- TASK -
Retype the data that follows line by line, exactly, and leave its pictures out.

- Chart and figure data -
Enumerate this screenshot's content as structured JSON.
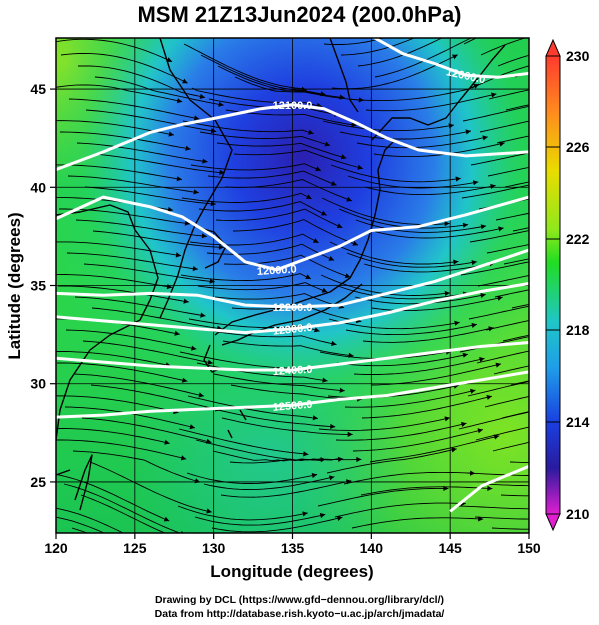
{
  "title": "MSM 21Z13Jun2024 (200.0hPa)",
  "axes": {
    "xlabel": "Longitude (degrees)",
    "ylabel": "Latitude  (degrees)",
    "xlim": [
      120,
      150
    ],
    "ylim": [
      22.4,
      47.6
    ],
    "xticks": [
      120,
      125,
      130,
      135,
      140,
      145,
      150
    ],
    "yticks": [
      25,
      30,
      35,
      40,
      45
    ]
  },
  "colorbar": {
    "range": [
      210,
      230
    ],
    "labels": [
      "230",
      "226",
      "222",
      "218",
      "214",
      "210"
    ],
    "colors": {
      "top": "#ff3b2f",
      "orange": "#ff9a1e",
      "yellow": "#e8e000",
      "green": "#22dd22",
      "cyan": "#1fc6d6",
      "blue": "#1a3fe0",
      "navy": "#2a1b9e",
      "bottom": "#e01fd0"
    }
  },
  "chart_data": {
    "type": "heatmap",
    "field": "temperature",
    "contours": [
      {
        "label": "12000.0",
        "line": [
          [
            120,
            38.4
          ],
          [
            123,
            39.5
          ],
          [
            126,
            39.0
          ],
          [
            128,
            38.5
          ],
          [
            130,
            37.5
          ],
          [
            132,
            36.2
          ],
          [
            134,
            35.8
          ],
          [
            136,
            36.4
          ],
          [
            138,
            37.0
          ],
          [
            140,
            37.8
          ],
          [
            143,
            38.0
          ],
          [
            146,
            38.6
          ],
          [
            150,
            39.5
          ]
        ]
      },
      {
        "label": "12100.0",
        "line": [
          [
            120,
            40.9
          ],
          [
            123,
            41.8
          ],
          [
            126,
            42.8
          ],
          [
            128,
            43.2
          ],
          [
            130,
            43.5
          ],
          [
            133,
            44.0
          ],
          [
            135,
            44.2
          ],
          [
            137,
            44.0
          ],
          [
            139,
            43.3
          ],
          [
            141,
            42.5
          ],
          [
            143,
            41.9
          ],
          [
            146,
            41.6
          ],
          [
            150,
            41.8
          ]
        ]
      },
      {
        "label": "12000.0",
        "line": [
          [
            140,
            47.7
          ],
          [
            142,
            46.8
          ],
          [
            144,
            46.3
          ],
          [
            146,
            45.7
          ],
          [
            148,
            45.6
          ],
          [
            150,
            45.8
          ]
        ]
      },
      {
        "label": "12200.0",
        "line": [
          [
            120,
            34.6
          ],
          [
            123,
            34.5
          ],
          [
            126,
            34.6
          ],
          [
            129,
            34.5
          ],
          [
            132,
            34.0
          ],
          [
            135,
            33.9
          ],
          [
            138,
            34.0
          ],
          [
            141,
            34.6
          ],
          [
            144,
            35.2
          ],
          [
            147,
            36.0
          ],
          [
            150,
            36.8
          ]
        ]
      },
      {
        "label": "12300.0",
        "line": [
          [
            120,
            33.4
          ],
          [
            123,
            33.2
          ],
          [
            126,
            33.0
          ],
          [
            129,
            32.8
          ],
          [
            132,
            32.6
          ],
          [
            135,
            32.8
          ],
          [
            138,
            33.1
          ],
          [
            141,
            33.6
          ],
          [
            144,
            34.2
          ],
          [
            147,
            34.7
          ],
          [
            150,
            35.1
          ]
        ]
      },
      {
        "label": "12400.0",
        "line": [
          [
            120,
            31.3
          ],
          [
            123,
            31.1
          ],
          [
            126,
            30.9
          ],
          [
            129,
            30.8
          ],
          [
            132,
            30.7
          ],
          [
            135,
            30.7
          ],
          [
            138,
            31.0
          ],
          [
            141,
            31.3
          ],
          [
            144,
            31.6
          ],
          [
            147,
            31.9
          ],
          [
            150,
            32.1
          ]
        ]
      },
      {
        "label": "12500.0",
        "line": [
          [
            120,
            28.3
          ],
          [
            123,
            28.4
          ],
          [
            126,
            28.6
          ],
          [
            129,
            28.7
          ],
          [
            132,
            28.8
          ],
          [
            135,
            28.9
          ],
          [
            138,
            29.2
          ],
          [
            141,
            29.4
          ],
          [
            144,
            29.8
          ],
          [
            147,
            30.2
          ],
          [
            150,
            30.6
          ]
        ]
      },
      {
        "label": "",
        "line": [
          [
            145,
            23.5
          ],
          [
            147,
            24.8
          ],
          [
            150,
            25.8
          ]
        ]
      }
    ]
  },
  "credits": {
    "line1": "Drawing by DCL (https://www.gfd−dennou.org/library/dcl/)",
    "line2": "Data from http://database.rish.kyoto−u.ac.jp/arch/jmadata/"
  }
}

- THE COMPLETED TASK -
Enumerate this screenshot's content as structured JSON.
{
  "title": "MSM 21Z13Jun2024 (200.0hPa)",
  "axes": {
    "xlabel": "Longitude (degrees)",
    "ylabel": "Latitude  (degrees)",
    "xlim": [
      120,
      150
    ],
    "ylim": [
      22.4,
      47.6
    ],
    "xticks": [
      120,
      125,
      130,
      135,
      140,
      145,
      150
    ],
    "yticks": [
      25,
      30,
      35,
      40,
      45
    ]
  },
  "colorbar": {
    "range": [
      210,
      230
    ],
    "labels": [
      "230",
      "226",
      "222",
      "218",
      "214",
      "210"
    ],
    "colors": {
      "top": "#ff3b2f",
      "orange": "#ff9a1e",
      "yellow": "#e8e000",
      "green": "#22dd22",
      "cyan": "#1fc6d6",
      "blue": "#1a3fe0",
      "navy": "#2a1b9e",
      "bottom": "#e01fd0"
    }
  },
  "chart_data": {
    "type": "heatmap",
    "field": "temperature",
    "contours": [
      {
        "label": "12000.0",
        "line": [
          [
            120,
            38.4
          ],
          [
            123,
            39.5
          ],
          [
            126,
            39.0
          ],
          [
            128,
            38.5
          ],
          [
            130,
            37.5
          ],
          [
            132,
            36.2
          ],
          [
            134,
            35.8
          ],
          [
            136,
            36.4
          ],
          [
            138,
            37.0
          ],
          [
            140,
            37.8
          ],
          [
            143,
            38.0
          ],
          [
            146,
            38.6
          ],
          [
            150,
            39.5
          ]
        ]
      },
      {
        "label": "12100.0",
        "line": [
          [
            120,
            40.9
          ],
          [
            123,
            41.8
          ],
          [
            126,
            42.8
          ],
          [
            128,
            43.2
          ],
          [
            130,
            43.5
          ],
          [
            133,
            44.0
          ],
          [
            135,
            44.2
          ],
          [
            137,
            44.0
          ],
          [
            139,
            43.3
          ],
          [
            141,
            42.5
          ],
          [
            143,
            41.9
          ],
          [
            146,
            41.6
          ],
          [
            150,
            41.8
          ]
        ]
      },
      {
        "label": "12000.0",
        "line": [
          [
            140,
            47.7
          ],
          [
            142,
            46.8
          ],
          [
            144,
            46.3
          ],
          [
            146,
            45.7
          ],
          [
            148,
            45.6
          ],
          [
            150,
            45.8
          ]
        ]
      },
      {
        "label": "12200.0",
        "line": [
          [
            120,
            34.6
          ],
          [
            123,
            34.5
          ],
          [
            126,
            34.6
          ],
          [
            129,
            34.5
          ],
          [
            132,
            34.0
          ],
          [
            135,
            33.9
          ],
          [
            138,
            34.0
          ],
          [
            141,
            34.6
          ],
          [
            144,
            35.2
          ],
          [
            147,
            36.0
          ],
          [
            150,
            36.8
          ]
        ]
      },
      {
        "label": "12300.0",
        "line": [
          [
            120,
            33.4
          ],
          [
            123,
            33.2
          ],
          [
            126,
            33.0
          ],
          [
            129,
            32.8
          ],
          [
            132,
            32.6
          ],
          [
            135,
            32.8
          ],
          [
            138,
            33.1
          ],
          [
            141,
            33.6
          ],
          [
            144,
            34.2
          ],
          [
            147,
            34.7
          ],
          [
            150,
            35.1
          ]
        ]
      },
      {
        "label": "12400.0",
        "line": [
          [
            120,
            31.3
          ],
          [
            123,
            31.1
          ],
          [
            126,
            30.9
          ],
          [
            129,
            30.8
          ],
          [
            132,
            30.7
          ],
          [
            135,
            30.7
          ],
          [
            138,
            31.0
          ],
          [
            141,
            31.3
          ],
          [
            144,
            31.6
          ],
          [
            147,
            31.9
          ],
          [
            150,
            32.1
          ]
        ]
      },
      {
        "label": "12500.0",
        "line": [
          [
            120,
            28.3
          ],
          [
            123,
            28.4
          ],
          [
            126,
            28.6
          ],
          [
            129,
            28.7
          ],
          [
            132,
            28.8
          ],
          [
            135,
            28.9
          ],
          [
            138,
            29.2
          ],
          [
            141,
            29.4
          ],
          [
            144,
            29.8
          ],
          [
            147,
            30.2
          ],
          [
            150,
            30.6
          ]
        ]
      },
      {
        "label": "",
        "line": [
          [
            145,
            23.5
          ],
          [
            147,
            24.8
          ],
          [
            150,
            25.8
          ]
        ]
      }
    ]
  },
  "credits": {
    "line1": "Drawing by DCL (https://www.gfd−dennou.org/library/dcl/)",
    "line2": "Data from http://database.rish.kyoto−u.ac.jp/arch/jmadata/"
  }
}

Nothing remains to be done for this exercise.